Your instructions >>
Work out how many lines of the listing hold the string "type", then answer with that number and nothing else.

(Data records)
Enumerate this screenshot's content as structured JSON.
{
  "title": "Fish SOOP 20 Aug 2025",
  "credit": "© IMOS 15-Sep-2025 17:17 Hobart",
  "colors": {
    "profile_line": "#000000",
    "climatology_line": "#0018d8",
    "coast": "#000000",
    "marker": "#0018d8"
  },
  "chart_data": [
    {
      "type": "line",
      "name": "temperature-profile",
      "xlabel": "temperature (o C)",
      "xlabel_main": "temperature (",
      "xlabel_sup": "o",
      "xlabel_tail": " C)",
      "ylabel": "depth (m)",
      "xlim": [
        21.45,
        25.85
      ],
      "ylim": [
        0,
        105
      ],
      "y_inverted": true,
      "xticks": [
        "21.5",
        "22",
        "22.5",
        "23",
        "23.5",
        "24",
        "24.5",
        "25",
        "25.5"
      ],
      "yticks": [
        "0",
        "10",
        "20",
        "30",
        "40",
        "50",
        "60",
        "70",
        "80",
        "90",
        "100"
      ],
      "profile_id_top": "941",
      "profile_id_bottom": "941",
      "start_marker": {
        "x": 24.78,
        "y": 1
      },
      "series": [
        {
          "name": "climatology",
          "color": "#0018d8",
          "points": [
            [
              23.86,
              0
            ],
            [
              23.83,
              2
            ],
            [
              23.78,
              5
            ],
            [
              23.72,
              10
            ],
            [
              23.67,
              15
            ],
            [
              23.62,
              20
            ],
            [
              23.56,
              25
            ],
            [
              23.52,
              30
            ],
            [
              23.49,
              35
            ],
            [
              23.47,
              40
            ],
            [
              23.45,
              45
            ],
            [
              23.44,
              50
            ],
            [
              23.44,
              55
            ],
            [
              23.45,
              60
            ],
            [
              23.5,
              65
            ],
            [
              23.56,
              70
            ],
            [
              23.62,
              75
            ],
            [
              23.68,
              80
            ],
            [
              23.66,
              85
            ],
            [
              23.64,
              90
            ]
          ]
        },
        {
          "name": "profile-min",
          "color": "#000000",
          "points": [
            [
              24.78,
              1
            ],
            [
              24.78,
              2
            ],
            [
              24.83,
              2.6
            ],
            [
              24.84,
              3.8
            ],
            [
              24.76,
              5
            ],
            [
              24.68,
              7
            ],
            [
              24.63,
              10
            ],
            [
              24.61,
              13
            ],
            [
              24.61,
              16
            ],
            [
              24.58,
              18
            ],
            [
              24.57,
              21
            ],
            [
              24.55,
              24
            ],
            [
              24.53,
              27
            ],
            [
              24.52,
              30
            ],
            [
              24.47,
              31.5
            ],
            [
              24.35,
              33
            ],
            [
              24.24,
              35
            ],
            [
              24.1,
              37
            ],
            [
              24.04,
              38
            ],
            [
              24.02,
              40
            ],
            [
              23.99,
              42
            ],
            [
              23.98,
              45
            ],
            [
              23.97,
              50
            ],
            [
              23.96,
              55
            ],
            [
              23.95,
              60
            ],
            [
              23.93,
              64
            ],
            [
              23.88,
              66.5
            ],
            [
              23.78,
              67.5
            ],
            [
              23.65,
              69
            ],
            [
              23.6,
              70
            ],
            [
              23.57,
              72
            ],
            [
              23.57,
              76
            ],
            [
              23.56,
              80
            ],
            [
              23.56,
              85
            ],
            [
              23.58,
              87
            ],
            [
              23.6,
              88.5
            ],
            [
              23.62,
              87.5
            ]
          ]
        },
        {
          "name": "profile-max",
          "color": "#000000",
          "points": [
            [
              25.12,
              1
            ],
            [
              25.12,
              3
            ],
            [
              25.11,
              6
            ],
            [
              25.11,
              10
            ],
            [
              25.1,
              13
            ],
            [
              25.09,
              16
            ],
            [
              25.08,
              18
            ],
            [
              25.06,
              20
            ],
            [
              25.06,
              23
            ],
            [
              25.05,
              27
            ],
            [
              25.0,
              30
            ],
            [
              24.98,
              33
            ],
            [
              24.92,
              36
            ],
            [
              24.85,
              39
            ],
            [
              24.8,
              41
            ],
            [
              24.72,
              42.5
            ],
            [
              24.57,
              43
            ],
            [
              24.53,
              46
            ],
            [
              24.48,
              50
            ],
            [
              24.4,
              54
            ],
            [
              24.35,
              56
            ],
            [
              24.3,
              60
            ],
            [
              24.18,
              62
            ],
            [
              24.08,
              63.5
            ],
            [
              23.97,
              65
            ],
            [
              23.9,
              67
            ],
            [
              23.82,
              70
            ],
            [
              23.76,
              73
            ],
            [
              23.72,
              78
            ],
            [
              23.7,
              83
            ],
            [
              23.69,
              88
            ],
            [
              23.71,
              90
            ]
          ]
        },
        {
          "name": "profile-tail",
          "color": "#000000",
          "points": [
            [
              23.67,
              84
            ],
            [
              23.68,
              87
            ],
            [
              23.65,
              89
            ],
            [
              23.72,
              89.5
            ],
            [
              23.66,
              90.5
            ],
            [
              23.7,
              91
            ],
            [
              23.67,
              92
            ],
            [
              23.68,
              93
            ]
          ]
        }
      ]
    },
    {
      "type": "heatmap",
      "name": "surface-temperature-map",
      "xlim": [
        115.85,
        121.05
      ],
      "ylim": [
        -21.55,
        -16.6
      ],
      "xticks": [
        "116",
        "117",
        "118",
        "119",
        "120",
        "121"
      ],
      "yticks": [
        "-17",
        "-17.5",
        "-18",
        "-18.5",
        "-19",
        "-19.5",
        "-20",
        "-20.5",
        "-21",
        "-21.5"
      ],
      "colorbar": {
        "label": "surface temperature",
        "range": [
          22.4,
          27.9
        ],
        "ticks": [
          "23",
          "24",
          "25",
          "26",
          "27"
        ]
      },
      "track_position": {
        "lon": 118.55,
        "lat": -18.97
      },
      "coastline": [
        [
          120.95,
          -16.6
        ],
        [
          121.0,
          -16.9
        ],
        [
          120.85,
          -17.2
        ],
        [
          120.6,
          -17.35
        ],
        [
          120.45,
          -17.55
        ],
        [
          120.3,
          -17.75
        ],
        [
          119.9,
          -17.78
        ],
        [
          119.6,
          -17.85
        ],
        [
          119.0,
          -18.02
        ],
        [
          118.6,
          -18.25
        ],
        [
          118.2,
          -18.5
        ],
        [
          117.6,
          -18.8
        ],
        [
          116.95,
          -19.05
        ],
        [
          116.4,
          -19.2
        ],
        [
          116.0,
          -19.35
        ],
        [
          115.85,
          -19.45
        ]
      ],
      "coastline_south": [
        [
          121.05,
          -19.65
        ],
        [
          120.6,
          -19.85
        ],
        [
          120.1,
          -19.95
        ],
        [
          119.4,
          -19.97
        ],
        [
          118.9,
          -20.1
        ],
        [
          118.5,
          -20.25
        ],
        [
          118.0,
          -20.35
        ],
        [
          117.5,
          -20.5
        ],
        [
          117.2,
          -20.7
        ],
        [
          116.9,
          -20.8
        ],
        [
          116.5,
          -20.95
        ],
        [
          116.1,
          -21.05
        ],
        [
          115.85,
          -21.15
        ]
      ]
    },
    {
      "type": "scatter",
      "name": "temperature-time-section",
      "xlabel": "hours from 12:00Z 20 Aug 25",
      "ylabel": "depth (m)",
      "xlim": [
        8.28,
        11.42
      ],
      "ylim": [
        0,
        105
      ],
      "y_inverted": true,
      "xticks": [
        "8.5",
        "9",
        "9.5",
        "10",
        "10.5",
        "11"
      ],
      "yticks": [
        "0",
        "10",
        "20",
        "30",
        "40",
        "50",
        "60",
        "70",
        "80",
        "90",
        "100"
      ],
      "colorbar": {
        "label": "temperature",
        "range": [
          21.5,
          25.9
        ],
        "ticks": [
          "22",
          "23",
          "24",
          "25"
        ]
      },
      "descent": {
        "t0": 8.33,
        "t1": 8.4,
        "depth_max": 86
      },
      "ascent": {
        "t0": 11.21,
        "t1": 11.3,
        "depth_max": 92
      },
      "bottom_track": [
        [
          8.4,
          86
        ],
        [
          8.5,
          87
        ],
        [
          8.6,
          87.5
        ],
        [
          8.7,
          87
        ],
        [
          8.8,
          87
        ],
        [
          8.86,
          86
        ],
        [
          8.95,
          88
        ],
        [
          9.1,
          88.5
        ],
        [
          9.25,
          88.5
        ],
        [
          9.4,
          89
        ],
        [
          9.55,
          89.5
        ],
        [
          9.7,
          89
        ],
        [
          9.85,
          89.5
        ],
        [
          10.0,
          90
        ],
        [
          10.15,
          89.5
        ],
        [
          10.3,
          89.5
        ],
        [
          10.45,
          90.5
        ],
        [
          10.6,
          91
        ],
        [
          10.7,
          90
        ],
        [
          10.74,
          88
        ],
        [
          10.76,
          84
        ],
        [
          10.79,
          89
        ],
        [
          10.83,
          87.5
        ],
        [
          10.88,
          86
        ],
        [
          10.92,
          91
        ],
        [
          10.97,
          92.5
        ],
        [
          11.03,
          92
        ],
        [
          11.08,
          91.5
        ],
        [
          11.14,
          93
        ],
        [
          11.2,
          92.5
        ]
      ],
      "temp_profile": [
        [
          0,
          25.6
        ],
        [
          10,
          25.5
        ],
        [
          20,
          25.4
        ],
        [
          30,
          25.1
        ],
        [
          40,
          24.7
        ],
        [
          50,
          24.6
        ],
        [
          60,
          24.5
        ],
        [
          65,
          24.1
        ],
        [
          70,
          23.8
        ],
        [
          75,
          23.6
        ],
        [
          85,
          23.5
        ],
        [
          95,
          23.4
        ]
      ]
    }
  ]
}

Answer to this problem >>
3